### [What you will do]
Your output should be the line with "What data populates" and all following lines of the data below, through the end, repeated exactly.

### [Material for this exercise]
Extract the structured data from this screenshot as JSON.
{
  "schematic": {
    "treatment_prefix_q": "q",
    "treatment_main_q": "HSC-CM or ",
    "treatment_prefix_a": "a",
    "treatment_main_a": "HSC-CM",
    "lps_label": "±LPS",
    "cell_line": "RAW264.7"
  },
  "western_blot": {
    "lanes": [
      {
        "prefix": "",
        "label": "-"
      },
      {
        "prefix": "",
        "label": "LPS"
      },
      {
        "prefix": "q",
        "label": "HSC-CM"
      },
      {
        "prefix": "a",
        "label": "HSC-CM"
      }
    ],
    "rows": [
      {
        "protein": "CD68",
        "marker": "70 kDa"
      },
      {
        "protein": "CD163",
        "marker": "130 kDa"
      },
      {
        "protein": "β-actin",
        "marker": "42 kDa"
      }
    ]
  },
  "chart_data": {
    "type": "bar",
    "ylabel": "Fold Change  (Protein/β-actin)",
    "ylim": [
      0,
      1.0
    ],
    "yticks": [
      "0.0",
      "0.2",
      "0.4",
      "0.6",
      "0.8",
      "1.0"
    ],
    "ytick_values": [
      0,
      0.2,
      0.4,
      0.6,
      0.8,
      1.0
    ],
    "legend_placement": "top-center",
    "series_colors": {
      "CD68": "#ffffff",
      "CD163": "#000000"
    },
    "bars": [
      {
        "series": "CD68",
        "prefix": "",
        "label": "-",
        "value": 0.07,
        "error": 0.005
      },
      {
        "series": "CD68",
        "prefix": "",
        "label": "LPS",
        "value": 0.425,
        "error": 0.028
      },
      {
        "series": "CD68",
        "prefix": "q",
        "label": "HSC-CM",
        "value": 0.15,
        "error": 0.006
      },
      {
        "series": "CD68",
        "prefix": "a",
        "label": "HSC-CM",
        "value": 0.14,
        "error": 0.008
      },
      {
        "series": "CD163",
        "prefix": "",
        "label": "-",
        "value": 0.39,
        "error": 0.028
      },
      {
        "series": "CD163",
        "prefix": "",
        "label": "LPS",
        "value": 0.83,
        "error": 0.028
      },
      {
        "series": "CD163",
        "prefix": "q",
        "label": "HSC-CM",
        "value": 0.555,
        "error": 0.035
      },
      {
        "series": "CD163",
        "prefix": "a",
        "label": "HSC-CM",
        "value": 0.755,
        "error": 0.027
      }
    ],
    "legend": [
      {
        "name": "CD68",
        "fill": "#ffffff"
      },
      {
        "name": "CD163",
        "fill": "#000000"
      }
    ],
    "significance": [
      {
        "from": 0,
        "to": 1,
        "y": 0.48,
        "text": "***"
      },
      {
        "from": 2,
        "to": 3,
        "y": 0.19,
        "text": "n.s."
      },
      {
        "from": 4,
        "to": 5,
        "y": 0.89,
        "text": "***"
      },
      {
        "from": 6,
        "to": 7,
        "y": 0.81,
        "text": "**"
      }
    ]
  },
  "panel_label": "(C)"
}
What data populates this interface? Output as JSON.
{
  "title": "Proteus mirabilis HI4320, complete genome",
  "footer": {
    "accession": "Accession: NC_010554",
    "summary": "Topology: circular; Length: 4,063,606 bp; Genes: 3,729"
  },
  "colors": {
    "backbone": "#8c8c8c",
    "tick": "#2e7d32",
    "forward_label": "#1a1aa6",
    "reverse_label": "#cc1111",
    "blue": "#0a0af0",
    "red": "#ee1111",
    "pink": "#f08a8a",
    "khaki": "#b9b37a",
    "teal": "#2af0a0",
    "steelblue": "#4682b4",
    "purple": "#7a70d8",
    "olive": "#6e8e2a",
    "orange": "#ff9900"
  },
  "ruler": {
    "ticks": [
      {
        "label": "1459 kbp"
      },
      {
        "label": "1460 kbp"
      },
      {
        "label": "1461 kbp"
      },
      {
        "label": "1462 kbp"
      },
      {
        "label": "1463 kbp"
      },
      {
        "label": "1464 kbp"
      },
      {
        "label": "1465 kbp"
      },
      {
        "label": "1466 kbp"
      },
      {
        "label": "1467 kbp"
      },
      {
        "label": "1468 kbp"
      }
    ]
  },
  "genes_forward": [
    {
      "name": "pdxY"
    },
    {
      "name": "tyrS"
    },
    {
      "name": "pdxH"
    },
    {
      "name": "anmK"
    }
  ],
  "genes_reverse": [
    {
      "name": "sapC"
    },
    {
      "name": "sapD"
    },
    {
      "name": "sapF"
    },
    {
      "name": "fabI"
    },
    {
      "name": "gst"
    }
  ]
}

### [Worked solution]
What data populates this interface? Output as JSON.
{
  "title": "Proteus mirabilis HI4320, complete genome",
  "footer": {
    "accession": "Accession: NC_010554",
    "summary": "Topology: circular; Length: 4,063,606 bp; Genes: 3,729"
  },
  "colors": {
    "backbone": "#8c8c8c",
    "tick": "#2e7d32",
    "forward_label": "#1a1aa6",
    "reverse_label": "#cc1111",
    "blue": "#0a0af0",
    "red": "#ee1111",
    "pink": "#f08a8a",
    "khaki": "#b9b37a",
    "teal": "#2af0a0",
    "steelblue": "#4682b4",
    "purple": "#7a70d8",
    "olive": "#6e8e2a",
    "orange": "#ff9900"
  },
  "ruler": {
    "ticks": [
      {
        "label": "1459 kbp"
      },
      {
        "label": "1460 kbp"
      },
      {
        "label": "1461 kbp"
      },
      {
        "label": "1462 kbp"
      },
      {
        "label": "1463 kbp"
      },
      {
        "label": "1464 kbp"
      },
      {
        "label": "1465 kbp"
      },
      {
        "label": "1466 kbp"
      },
      {
        "label": "1467 kbp"
      },
      {
        "label": "1468 kbp"
      }
    ]
  },
  "genes_forward": [
    {
      "name": "pdxY"
    },
    {
      "name": "tyrS"
    },
    {
      "name": "pdxH"
    },
    {
      "name": "anmK"
    }
  ],
  "genes_reverse": [
    {
      "name": "sapC"
    },
    {
      "name": "sapD"
    },
    {
      "name": "sapF"
    },
    {
      "name": "fabI"
    },
    {
      "name": "gst"
    }
  ]
}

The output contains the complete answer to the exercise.